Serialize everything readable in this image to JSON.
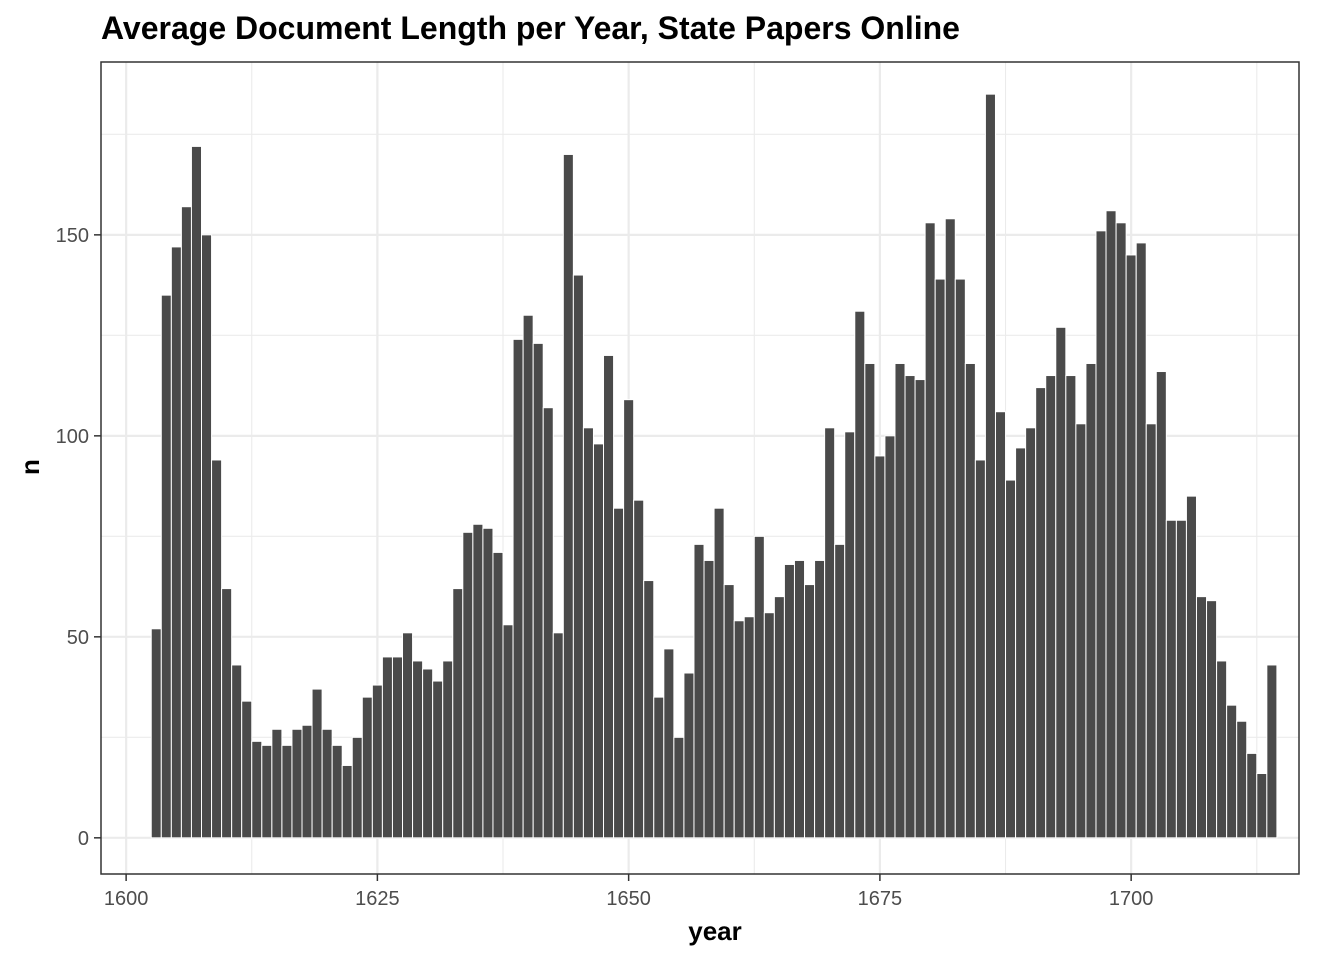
{
  "chart_data": {
    "type": "bar",
    "title": "Average Document Length per Year, State Papers Online",
    "xlabel": "year",
    "ylabel": "n",
    "xlim": [
      1597.5,
      1716.7
    ],
    "ylim": [
      -9,
      193
    ],
    "x_ticks": [
      1600,
      1625,
      1650,
      1675,
      1700
    ],
    "y_ticks": [
      0,
      50,
      100,
      150
    ],
    "grid": true,
    "legend": "none",
    "bar_color": "#4a4a4a",
    "x": [
      1603,
      1604,
      1605,
      1606,
      1607,
      1608,
      1609,
      1610,
      1611,
      1612,
      1613,
      1614,
      1615,
      1616,
      1617,
      1618,
      1619,
      1620,
      1621,
      1622,
      1623,
      1624,
      1625,
      1626,
      1627,
      1628,
      1629,
      1630,
      1631,
      1632,
      1633,
      1634,
      1635,
      1636,
      1637,
      1638,
      1639,
      1640,
      1641,
      1642,
      1643,
      1644,
      1645,
      1646,
      1647,
      1648,
      1649,
      1650,
      1651,
      1652,
      1653,
      1654,
      1655,
      1656,
      1657,
      1658,
      1659,
      1660,
      1661,
      1662,
      1663,
      1664,
      1665,
      1666,
      1667,
      1668,
      1669,
      1670,
      1671,
      1672,
      1673,
      1674,
      1675,
      1676,
      1677,
      1678,
      1679,
      1680,
      1681,
      1682,
      1683,
      1684,
      1685,
      1686,
      1687,
      1688,
      1689,
      1690,
      1691,
      1692,
      1693,
      1694,
      1695,
      1696,
      1697,
      1698,
      1699,
      1700,
      1701,
      1702,
      1703,
      1704,
      1705,
      1706,
      1707,
      1708,
      1709,
      1710,
      1711,
      1712,
      1713,
      1714
    ],
    "values": [
      52,
      135,
      147,
      157,
      172,
      150,
      94,
      62,
      43,
      34,
      24,
      23,
      27,
      23,
      27,
      28,
      37,
      27,
      23,
      18,
      25,
      35,
      38,
      45,
      45,
      51,
      44,
      42,
      39,
      44,
      62,
      76,
      78,
      77,
      71,
      53,
      124,
      130,
      123,
      107,
      51,
      170,
      140,
      102,
      98,
      120,
      82,
      109,
      84,
      64,
      35,
      47,
      25,
      41,
      73,
      69,
      82,
      63,
      54,
      55,
      75,
      56,
      60,
      68,
      69,
      63,
      69,
      102,
      73,
      101,
      131,
      118,
      95,
      100,
      118,
      115,
      114,
      153,
      139,
      154,
      139,
      118,
      94,
      185,
      106,
      89,
      97,
      102,
      112,
      115,
      127,
      115,
      103,
      118,
      151,
      156,
      153,
      145,
      148,
      103,
      116,
      79,
      79,
      85,
      60,
      59,
      44,
      33,
      29,
      21,
      16,
      43
    ]
  }
}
☆ ☆ ☆ ☆
▶ **Task objective**
Please set down each line of the data above exactly as written, without the pictures.

▶ **In response**
Serialize everything readable in this image to JSON.
{
  "chart_data": {
    "type": "bar",
    "title": "Average Document Length per Year, State Papers Online",
    "xlabel": "year",
    "ylabel": "n",
    "xlim": [
      1597.5,
      1716.7
    ],
    "ylim": [
      -9,
      193
    ],
    "x_ticks": [
      1600,
      1625,
      1650,
      1675,
      1700
    ],
    "y_ticks": [
      0,
      50,
      100,
      150
    ],
    "grid": true,
    "legend": "none",
    "bar_color": "#4a4a4a",
    "x": [
      1603,
      1604,
      1605,
      1606,
      1607,
      1608,
      1609,
      1610,
      1611,
      1612,
      1613,
      1614,
      1615,
      1616,
      1617,
      1618,
      1619,
      1620,
      1621,
      1622,
      1623,
      1624,
      1625,
      1626,
      1627,
      1628,
      1629,
      1630,
      1631,
      1632,
      1633,
      1634,
      1635,
      1636,
      1637,
      1638,
      1639,
      1640,
      1641,
      1642,
      1643,
      1644,
      1645,
      1646,
      1647,
      1648,
      1649,
      1650,
      1651,
      1652,
      1653,
      1654,
      1655,
      1656,
      1657,
      1658,
      1659,
      1660,
      1661,
      1662,
      1663,
      1664,
      1665,
      1666,
      1667,
      1668,
      1669,
      1670,
      1671,
      1672,
      1673,
      1674,
      1675,
      1676,
      1677,
      1678,
      1679,
      1680,
      1681,
      1682,
      1683,
      1684,
      1685,
      1686,
      1687,
      1688,
      1689,
      1690,
      1691,
      1692,
      1693,
      1694,
      1695,
      1696,
      1697,
      1698,
      1699,
      1700,
      1701,
      1702,
      1703,
      1704,
      1705,
      1706,
      1707,
      1708,
      1709,
      1710,
      1711,
      1712,
      1713,
      1714
    ],
    "values": [
      52,
      135,
      147,
      157,
      172,
      150,
      94,
      62,
      43,
      34,
      24,
      23,
      27,
      23,
      27,
      28,
      37,
      27,
      23,
      18,
      25,
      35,
      38,
      45,
      45,
      51,
      44,
      42,
      39,
      44,
      62,
      76,
      78,
      77,
      71,
      53,
      124,
      130,
      123,
      107,
      51,
      170,
      140,
      102,
      98,
      120,
      82,
      109,
      84,
      64,
      35,
      47,
      25,
      41,
      73,
      69,
      82,
      63,
      54,
      55,
      75,
      56,
      60,
      68,
      69,
      63,
      69,
      102,
      73,
      101,
      131,
      118,
      95,
      100,
      118,
      115,
      114,
      153,
      139,
      154,
      139,
      118,
      94,
      185,
      106,
      89,
      97,
      102,
      112,
      115,
      127,
      115,
      103,
      118,
      151,
      156,
      153,
      145,
      148,
      103,
      116,
      79,
      79,
      85,
      60,
      59,
      44,
      33,
      29,
      21,
      16,
      43
    ]
  }
}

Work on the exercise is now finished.